[Objective]:
How many of the lines below contain "screenshot"? Answer with that number alone.

[Dataset excerpts]:
[Begin]
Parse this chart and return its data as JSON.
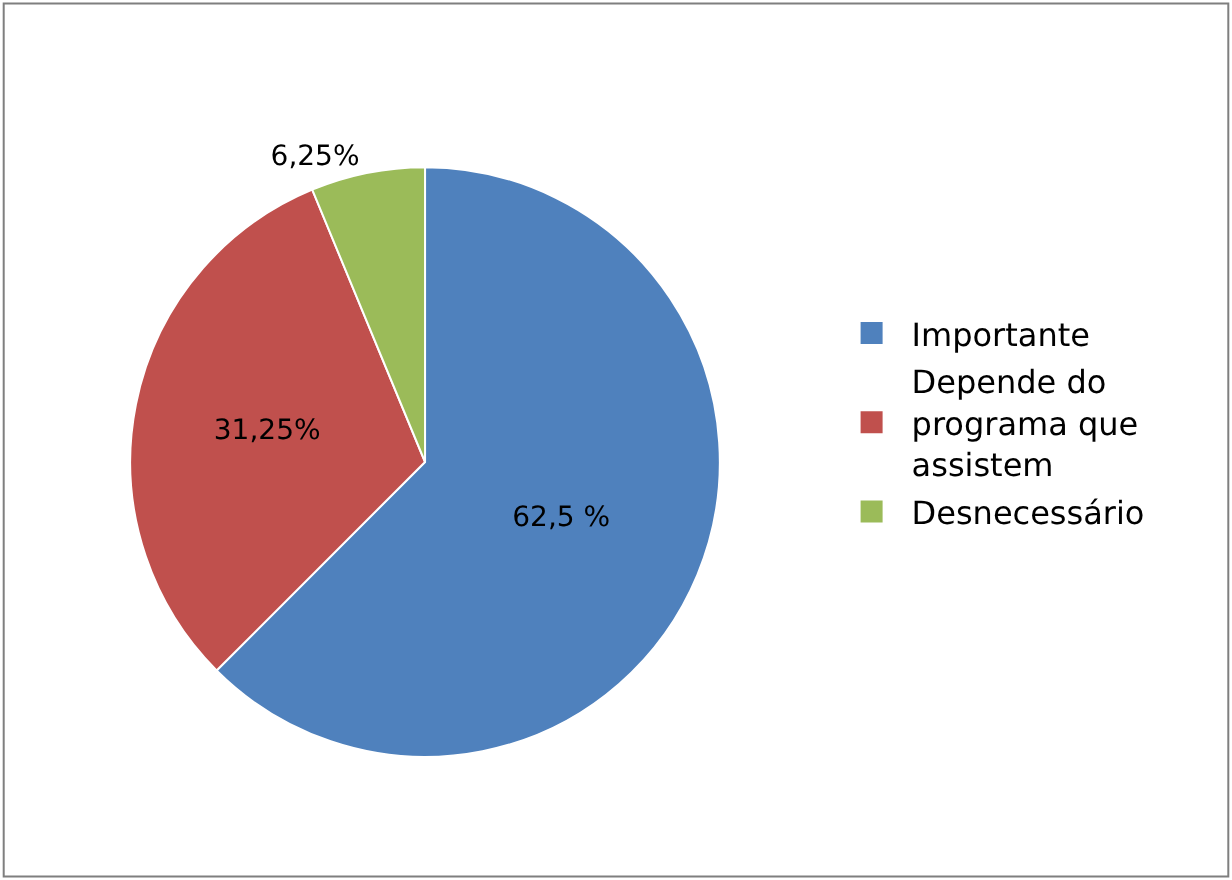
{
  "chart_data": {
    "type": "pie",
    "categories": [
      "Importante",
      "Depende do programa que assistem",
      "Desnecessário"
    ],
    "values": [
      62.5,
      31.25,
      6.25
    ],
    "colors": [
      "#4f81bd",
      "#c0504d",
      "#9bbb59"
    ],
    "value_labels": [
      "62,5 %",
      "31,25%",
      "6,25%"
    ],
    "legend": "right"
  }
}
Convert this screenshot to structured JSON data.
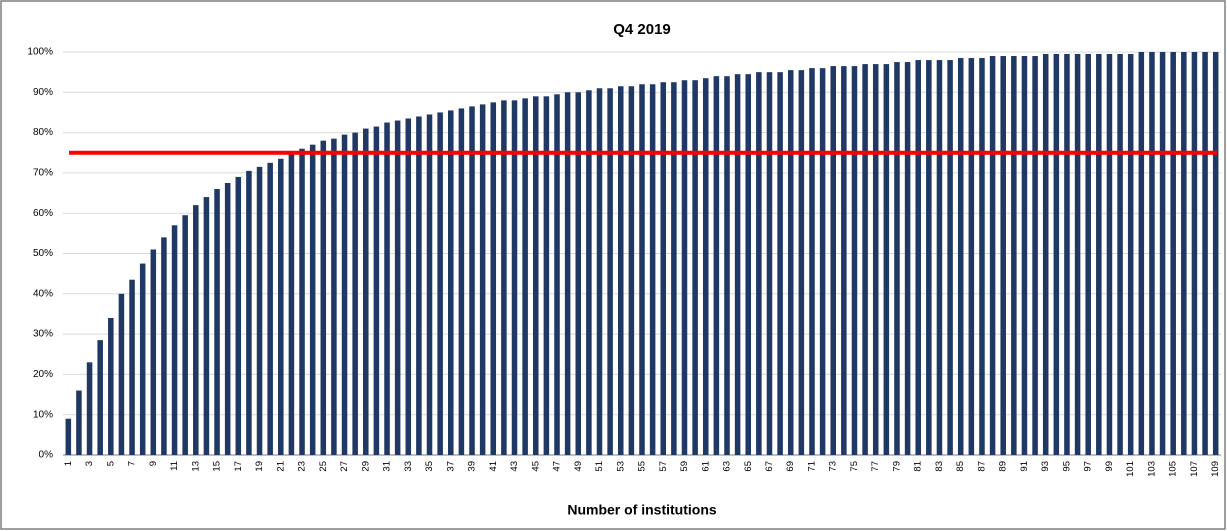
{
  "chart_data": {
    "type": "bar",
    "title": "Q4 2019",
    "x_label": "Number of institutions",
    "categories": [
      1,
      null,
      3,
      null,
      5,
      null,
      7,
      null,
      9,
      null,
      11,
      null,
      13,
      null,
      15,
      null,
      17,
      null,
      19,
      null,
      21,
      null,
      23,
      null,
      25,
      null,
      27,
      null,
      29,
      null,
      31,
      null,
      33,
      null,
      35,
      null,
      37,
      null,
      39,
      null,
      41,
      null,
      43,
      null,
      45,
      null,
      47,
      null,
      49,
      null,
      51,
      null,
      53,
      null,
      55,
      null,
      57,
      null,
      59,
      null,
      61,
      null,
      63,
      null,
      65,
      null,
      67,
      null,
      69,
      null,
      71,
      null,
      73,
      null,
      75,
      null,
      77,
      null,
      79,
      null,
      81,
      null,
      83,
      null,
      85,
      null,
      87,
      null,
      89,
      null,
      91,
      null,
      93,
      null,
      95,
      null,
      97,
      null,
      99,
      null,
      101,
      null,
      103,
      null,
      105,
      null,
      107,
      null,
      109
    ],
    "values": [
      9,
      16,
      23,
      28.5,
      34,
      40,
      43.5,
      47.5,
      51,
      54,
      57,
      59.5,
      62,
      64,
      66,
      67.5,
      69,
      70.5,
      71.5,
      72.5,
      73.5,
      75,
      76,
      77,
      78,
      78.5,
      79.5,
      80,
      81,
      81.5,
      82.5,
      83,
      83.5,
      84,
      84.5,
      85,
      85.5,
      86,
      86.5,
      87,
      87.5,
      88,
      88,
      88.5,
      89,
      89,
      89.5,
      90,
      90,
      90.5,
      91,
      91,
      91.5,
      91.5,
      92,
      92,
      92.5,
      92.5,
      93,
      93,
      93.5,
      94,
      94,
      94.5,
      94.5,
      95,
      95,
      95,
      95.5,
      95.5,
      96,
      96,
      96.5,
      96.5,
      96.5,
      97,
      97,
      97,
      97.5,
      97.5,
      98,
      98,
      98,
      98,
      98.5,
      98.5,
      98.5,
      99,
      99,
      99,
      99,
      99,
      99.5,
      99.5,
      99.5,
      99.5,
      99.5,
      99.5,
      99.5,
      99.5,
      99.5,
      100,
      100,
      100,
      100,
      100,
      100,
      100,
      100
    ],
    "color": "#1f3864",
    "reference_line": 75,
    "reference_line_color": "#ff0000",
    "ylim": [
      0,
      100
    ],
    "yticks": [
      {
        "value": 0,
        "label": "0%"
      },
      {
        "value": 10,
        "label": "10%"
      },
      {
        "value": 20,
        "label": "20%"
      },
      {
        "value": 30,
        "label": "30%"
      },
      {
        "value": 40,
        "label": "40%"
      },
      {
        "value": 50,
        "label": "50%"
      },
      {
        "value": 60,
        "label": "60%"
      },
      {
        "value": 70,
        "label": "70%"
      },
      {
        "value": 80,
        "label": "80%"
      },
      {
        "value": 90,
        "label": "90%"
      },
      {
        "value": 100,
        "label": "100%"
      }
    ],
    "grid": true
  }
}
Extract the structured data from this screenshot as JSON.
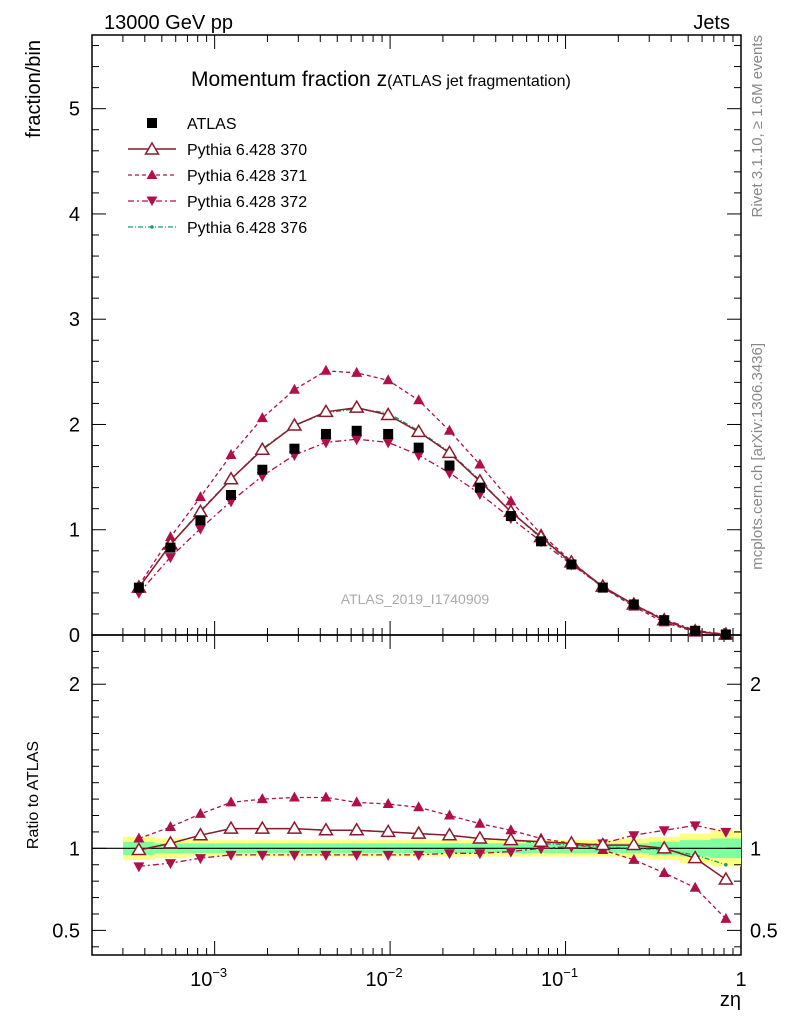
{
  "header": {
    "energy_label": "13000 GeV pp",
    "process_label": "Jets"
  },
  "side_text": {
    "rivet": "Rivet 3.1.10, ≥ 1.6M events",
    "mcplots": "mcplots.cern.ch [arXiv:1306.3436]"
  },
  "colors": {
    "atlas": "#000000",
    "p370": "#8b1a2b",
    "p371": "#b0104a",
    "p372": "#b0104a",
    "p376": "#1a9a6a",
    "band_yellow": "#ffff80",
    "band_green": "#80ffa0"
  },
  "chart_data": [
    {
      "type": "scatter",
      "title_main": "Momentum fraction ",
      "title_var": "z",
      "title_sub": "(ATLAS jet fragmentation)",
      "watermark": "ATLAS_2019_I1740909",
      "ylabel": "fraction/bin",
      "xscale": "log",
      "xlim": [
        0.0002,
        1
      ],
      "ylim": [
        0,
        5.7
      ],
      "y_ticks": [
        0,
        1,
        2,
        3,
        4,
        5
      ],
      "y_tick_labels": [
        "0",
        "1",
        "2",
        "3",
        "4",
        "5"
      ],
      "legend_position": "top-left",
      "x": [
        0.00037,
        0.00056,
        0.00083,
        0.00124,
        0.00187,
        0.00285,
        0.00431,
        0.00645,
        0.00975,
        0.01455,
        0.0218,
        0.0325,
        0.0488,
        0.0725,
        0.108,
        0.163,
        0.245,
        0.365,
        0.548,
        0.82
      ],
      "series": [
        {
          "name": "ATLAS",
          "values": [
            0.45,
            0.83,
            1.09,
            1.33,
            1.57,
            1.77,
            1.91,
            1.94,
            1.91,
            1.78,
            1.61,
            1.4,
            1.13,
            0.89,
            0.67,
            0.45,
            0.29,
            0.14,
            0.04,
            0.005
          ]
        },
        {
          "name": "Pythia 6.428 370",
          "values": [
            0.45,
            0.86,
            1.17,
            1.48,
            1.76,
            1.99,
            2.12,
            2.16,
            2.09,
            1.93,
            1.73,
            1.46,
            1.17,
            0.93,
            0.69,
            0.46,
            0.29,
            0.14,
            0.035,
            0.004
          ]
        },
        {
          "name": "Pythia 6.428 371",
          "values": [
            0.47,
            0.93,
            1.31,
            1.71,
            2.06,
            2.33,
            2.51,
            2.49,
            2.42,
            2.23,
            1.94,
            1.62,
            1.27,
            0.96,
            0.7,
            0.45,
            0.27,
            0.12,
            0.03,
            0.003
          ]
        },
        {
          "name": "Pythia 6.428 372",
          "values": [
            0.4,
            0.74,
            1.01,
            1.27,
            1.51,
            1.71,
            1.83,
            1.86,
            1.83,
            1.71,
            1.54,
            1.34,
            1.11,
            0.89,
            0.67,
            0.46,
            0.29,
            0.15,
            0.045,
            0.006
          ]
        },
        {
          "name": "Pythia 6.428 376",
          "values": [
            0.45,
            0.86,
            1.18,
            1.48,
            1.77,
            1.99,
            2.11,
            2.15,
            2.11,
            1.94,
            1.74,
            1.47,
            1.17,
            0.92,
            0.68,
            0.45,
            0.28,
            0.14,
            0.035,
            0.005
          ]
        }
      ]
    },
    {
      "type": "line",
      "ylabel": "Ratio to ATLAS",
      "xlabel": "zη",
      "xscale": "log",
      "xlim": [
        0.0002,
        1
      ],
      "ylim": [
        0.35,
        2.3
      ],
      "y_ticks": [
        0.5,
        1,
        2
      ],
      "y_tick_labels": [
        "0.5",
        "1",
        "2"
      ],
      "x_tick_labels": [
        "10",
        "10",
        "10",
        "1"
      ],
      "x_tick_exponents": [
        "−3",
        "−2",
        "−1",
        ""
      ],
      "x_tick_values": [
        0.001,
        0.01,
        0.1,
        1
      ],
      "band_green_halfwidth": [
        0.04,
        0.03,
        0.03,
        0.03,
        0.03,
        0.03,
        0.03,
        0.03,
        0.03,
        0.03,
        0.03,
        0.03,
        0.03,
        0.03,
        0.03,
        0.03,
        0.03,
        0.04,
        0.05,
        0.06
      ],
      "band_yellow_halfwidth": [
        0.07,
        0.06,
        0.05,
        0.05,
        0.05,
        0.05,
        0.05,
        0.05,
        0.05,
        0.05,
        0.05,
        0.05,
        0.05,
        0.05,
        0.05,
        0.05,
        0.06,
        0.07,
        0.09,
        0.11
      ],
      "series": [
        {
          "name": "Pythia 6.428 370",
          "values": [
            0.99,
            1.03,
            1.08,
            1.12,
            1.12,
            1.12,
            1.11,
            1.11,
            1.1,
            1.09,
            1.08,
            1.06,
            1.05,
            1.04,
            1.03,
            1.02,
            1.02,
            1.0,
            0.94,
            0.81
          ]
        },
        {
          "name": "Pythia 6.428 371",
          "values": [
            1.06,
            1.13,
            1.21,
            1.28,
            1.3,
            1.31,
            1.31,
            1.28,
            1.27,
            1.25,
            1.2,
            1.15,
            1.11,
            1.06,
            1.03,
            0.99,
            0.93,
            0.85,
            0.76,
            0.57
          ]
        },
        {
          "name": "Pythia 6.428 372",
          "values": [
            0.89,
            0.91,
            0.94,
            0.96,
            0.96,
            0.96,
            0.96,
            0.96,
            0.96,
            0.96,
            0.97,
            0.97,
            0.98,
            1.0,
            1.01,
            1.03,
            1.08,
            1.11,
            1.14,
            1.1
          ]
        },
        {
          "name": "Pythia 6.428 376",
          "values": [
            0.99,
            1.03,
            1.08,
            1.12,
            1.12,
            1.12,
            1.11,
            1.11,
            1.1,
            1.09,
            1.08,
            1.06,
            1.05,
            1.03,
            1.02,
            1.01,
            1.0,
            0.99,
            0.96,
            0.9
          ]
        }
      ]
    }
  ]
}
[End]
[Correct answer]:
2